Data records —
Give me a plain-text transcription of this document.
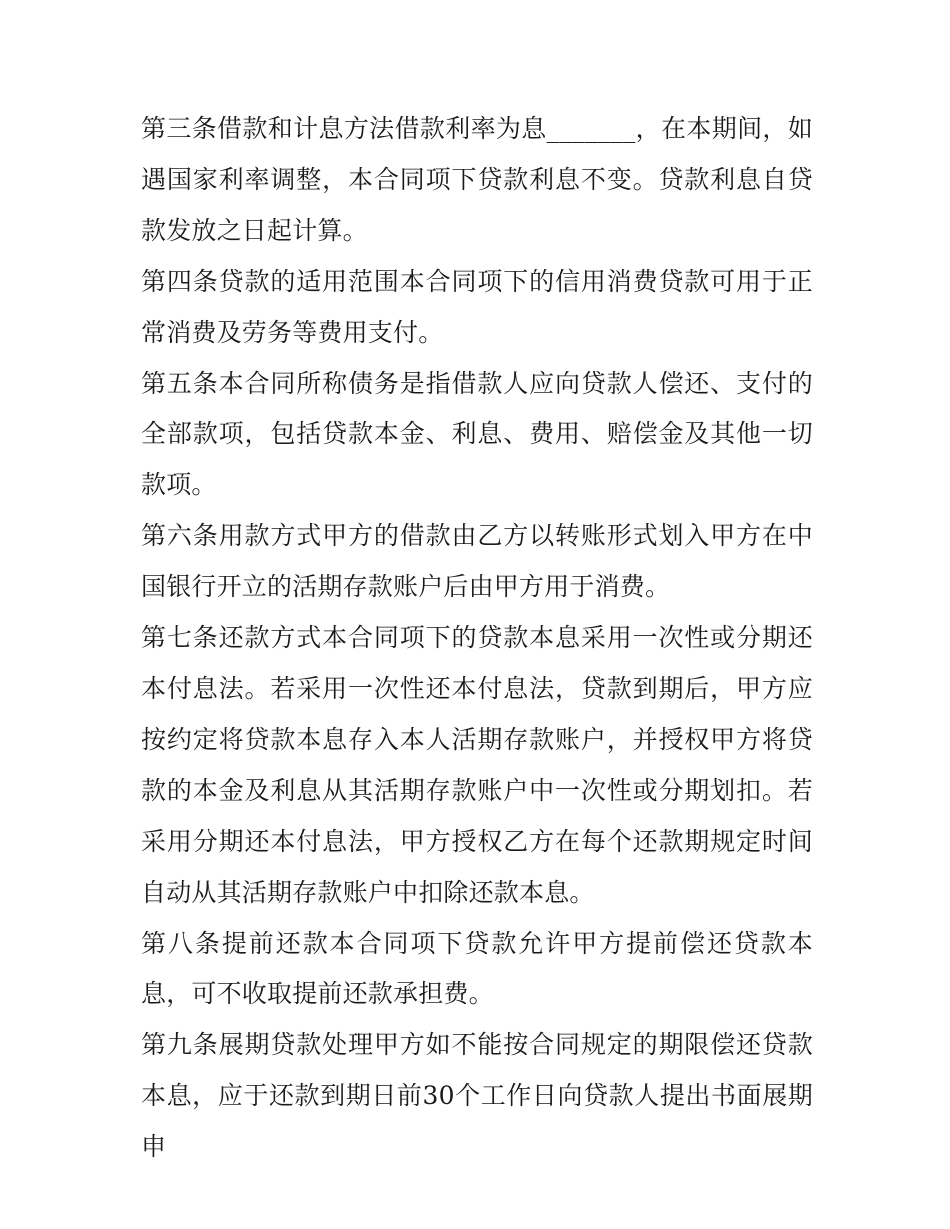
第三条借款和计息方法借款利率为息_______，在本期间，如遇国家利率调整，本合同项下贷款利息不变。贷款利息自贷款发放之日起计算。

第四条贷款的适用范围本合同项下的信用消费贷款可用于正常消费及劳务等费用支付。

第五条本合同所称债务是指借款人应向贷款人偿还、支付的全部款项，包括贷款本金、利息、费用、赔偿金及其他一切款项。

第六条用款方式甲方的借款由乙方以转账形式划入甲方在中国银行开立的活期存款账户后由甲方用于消费。

第七条还款方式本合同项下的贷款本息采用一次性或分期还本付息法。若采用一次性还本付息法，贷款到期后，甲方应按约定将贷款本息存入本人活期存款账户，并授权甲方将贷款的本金及利息从其活期存款账户中一次性或分期划扣。若采用分期还本付息法，甲方授权乙方在每个还款期规定时间自动从其活期存款账户中扣除还款本息。

第八条提前还款本合同项下贷款允许甲方提前偿还贷款本息，可不收取提前还款承担费。

第九条展期贷款处理甲方如不能按合同规定的期限偿还贷款本息，应于还款到期日前30个工作日向贷款人提出书面展期申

Instructions to follow — Set down all the data again exactly as above, pictures excluded.

Answer —
Give me a plain-text transcription of this document.
第三条借款和计息方法借款利率为息_______，在本期间，如遇国家利率调整，本合同项下贷款利息不变。贷款利息自贷款发放之日起计算。

第四条贷款的适用范围本合同项下的信用消费贷款可用于正常消费及劳务等费用支付。

第五条本合同所称债务是指借款人应向贷款人偿还、支付的全部款项，包括贷款本金、利息、费用、赔偿金及其他一切款项。

第六条用款方式甲方的借款由乙方以转账形式划入甲方在中国银行开立的活期存款账户后由甲方用于消费。

第七条还款方式本合同项下的贷款本息采用一次性或分期还本付息法。若采用一次性还本付息法，贷款到期后，甲方应按约定将贷款本息存入本人活期存款账户，并授权甲方将贷款的本金及利息从其活期存款账户中一次性或分期划扣。若采用分期还本付息法，甲方授权乙方在每个还款期规定时间自动从其活期存款账户中扣除还款本息。

第八条提前还款本合同项下贷款允许甲方提前偿还贷款本息，可不收取提前还款承担费。

第九条展期贷款处理甲方如不能按合同规定的期限偿还贷款本息，应于还款到期日前30个工作日向贷款人提出书面展期申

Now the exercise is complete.